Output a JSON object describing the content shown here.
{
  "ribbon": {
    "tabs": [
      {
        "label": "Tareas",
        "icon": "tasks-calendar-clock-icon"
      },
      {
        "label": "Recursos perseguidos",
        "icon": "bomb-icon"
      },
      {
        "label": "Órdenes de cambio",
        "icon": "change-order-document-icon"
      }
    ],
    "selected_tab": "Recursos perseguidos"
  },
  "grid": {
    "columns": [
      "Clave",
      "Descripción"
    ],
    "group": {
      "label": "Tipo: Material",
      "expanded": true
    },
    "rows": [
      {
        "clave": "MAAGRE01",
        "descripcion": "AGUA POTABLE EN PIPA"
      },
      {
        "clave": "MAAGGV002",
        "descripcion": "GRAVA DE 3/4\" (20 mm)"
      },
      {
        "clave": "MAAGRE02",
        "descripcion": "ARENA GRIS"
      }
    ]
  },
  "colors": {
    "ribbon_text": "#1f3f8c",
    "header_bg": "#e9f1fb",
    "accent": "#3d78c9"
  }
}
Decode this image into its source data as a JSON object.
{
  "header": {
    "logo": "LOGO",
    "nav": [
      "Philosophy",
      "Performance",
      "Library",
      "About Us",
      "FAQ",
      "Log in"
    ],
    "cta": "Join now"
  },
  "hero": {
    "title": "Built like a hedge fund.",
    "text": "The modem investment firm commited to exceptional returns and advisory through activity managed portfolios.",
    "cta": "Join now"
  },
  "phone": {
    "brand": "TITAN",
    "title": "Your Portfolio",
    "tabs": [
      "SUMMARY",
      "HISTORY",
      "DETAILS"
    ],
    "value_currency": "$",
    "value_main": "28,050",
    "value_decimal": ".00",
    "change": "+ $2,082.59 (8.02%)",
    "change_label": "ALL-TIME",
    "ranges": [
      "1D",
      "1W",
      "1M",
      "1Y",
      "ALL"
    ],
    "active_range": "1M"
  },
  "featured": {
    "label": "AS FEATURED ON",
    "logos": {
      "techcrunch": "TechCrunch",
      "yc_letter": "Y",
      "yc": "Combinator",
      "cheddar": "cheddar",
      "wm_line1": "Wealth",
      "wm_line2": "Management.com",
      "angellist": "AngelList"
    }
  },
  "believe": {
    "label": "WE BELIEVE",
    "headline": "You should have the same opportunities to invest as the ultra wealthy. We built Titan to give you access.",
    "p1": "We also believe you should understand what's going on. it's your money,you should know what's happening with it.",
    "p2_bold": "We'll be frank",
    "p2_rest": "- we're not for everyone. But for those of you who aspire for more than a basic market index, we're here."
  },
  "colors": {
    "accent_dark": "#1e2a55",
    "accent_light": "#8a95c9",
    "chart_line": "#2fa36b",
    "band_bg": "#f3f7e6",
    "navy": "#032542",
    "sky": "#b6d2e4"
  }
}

----------

Work to complete = Of the lines in the material, how many include "descripcion"? Respond with the number alone.

Result for this exercise = 3